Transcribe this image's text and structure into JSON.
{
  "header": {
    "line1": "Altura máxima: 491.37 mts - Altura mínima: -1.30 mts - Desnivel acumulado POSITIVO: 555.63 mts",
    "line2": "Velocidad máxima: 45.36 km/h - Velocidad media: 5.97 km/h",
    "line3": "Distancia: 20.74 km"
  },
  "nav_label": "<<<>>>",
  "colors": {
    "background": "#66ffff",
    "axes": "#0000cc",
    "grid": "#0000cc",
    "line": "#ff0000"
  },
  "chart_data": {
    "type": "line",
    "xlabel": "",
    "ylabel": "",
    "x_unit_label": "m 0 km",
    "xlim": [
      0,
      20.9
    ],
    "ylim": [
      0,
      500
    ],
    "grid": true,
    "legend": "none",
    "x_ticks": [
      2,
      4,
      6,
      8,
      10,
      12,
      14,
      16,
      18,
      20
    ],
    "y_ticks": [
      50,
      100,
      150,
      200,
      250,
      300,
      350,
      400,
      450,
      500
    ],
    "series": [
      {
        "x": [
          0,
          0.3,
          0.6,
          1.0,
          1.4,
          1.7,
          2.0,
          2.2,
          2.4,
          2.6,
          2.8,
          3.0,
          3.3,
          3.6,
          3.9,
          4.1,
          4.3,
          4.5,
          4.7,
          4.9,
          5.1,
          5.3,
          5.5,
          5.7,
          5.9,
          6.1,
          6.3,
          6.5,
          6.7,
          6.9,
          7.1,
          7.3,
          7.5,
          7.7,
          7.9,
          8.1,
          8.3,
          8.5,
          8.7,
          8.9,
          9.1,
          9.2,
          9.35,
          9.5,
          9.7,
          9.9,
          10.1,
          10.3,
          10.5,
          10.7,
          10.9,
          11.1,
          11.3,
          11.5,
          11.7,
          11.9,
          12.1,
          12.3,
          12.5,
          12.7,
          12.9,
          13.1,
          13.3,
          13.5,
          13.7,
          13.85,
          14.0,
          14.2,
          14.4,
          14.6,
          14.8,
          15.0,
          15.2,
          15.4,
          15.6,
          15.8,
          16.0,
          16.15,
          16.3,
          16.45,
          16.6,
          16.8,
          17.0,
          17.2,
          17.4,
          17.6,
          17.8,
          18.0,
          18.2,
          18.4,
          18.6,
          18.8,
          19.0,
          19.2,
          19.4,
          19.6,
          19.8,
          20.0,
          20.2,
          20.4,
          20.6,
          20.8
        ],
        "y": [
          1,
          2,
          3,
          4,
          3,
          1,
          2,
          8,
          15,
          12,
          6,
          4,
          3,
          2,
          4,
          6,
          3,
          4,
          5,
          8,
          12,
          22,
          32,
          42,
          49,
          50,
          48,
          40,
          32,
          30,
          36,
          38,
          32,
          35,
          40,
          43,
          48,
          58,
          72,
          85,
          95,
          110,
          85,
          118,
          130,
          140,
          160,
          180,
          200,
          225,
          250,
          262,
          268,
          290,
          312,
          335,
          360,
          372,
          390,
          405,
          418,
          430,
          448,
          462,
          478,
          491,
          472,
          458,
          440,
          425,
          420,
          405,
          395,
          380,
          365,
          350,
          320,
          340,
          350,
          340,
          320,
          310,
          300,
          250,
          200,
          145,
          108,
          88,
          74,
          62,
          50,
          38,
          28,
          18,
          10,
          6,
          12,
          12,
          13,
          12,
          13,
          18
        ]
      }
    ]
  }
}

> **WHAT TO WORK ON**:
Pull out each record as written and restate it exactly.

> **EXPECTED ANSWER**:
Transcribe this image's text and structure into JSON.
{
  "header": {
    "line1": "Altura máxima: 491.37 mts - Altura mínima: -1.30 mts - Desnivel acumulado POSITIVO: 555.63 mts",
    "line2": "Velocidad máxima: 45.36 km/h - Velocidad media: 5.97 km/h",
    "line3": "Distancia: 20.74 km"
  },
  "nav_label": "<<<>>>",
  "colors": {
    "background": "#66ffff",
    "axes": "#0000cc",
    "grid": "#0000cc",
    "line": "#ff0000"
  },
  "chart_data": {
    "type": "line",
    "xlabel": "",
    "ylabel": "",
    "x_unit_label": "m 0 km",
    "xlim": [
      0,
      20.9
    ],
    "ylim": [
      0,
      500
    ],
    "grid": true,
    "legend": "none",
    "x_ticks": [
      2,
      4,
      6,
      8,
      10,
      12,
      14,
      16,
      18,
      20
    ],
    "y_ticks": [
      50,
      100,
      150,
      200,
      250,
      300,
      350,
      400,
      450,
      500
    ],
    "series": [
      {
        "x": [
          0,
          0.3,
          0.6,
          1.0,
          1.4,
          1.7,
          2.0,
          2.2,
          2.4,
          2.6,
          2.8,
          3.0,
          3.3,
          3.6,
          3.9,
          4.1,
          4.3,
          4.5,
          4.7,
          4.9,
          5.1,
          5.3,
          5.5,
          5.7,
          5.9,
          6.1,
          6.3,
          6.5,
          6.7,
          6.9,
          7.1,
          7.3,
          7.5,
          7.7,
          7.9,
          8.1,
          8.3,
          8.5,
          8.7,
          8.9,
          9.1,
          9.2,
          9.35,
          9.5,
          9.7,
          9.9,
          10.1,
          10.3,
          10.5,
          10.7,
          10.9,
          11.1,
          11.3,
          11.5,
          11.7,
          11.9,
          12.1,
          12.3,
          12.5,
          12.7,
          12.9,
          13.1,
          13.3,
          13.5,
          13.7,
          13.85,
          14.0,
          14.2,
          14.4,
          14.6,
          14.8,
          15.0,
          15.2,
          15.4,
          15.6,
          15.8,
          16.0,
          16.15,
          16.3,
          16.45,
          16.6,
          16.8,
          17.0,
          17.2,
          17.4,
          17.6,
          17.8,
          18.0,
          18.2,
          18.4,
          18.6,
          18.8,
          19.0,
          19.2,
          19.4,
          19.6,
          19.8,
          20.0,
          20.2,
          20.4,
          20.6,
          20.8
        ],
        "y": [
          1,
          2,
          3,
          4,
          3,
          1,
          2,
          8,
          15,
          12,
          6,
          4,
          3,
          2,
          4,
          6,
          3,
          4,
          5,
          8,
          12,
          22,
          32,
          42,
          49,
          50,
          48,
          40,
          32,
          30,
          36,
          38,
          32,
          35,
          40,
          43,
          48,
          58,
          72,
          85,
          95,
          110,
          85,
          118,
          130,
          140,
          160,
          180,
          200,
          225,
          250,
          262,
          268,
          290,
          312,
          335,
          360,
          372,
          390,
          405,
          418,
          430,
          448,
          462,
          478,
          491,
          472,
          458,
          440,
          425,
          420,
          405,
          395,
          380,
          365,
          350,
          320,
          340,
          350,
          340,
          320,
          310,
          300,
          250,
          200,
          145,
          108,
          88,
          74,
          62,
          50,
          38,
          28,
          18,
          10,
          6,
          12,
          12,
          13,
          12,
          13,
          18
        ]
      }
    ]
  }
}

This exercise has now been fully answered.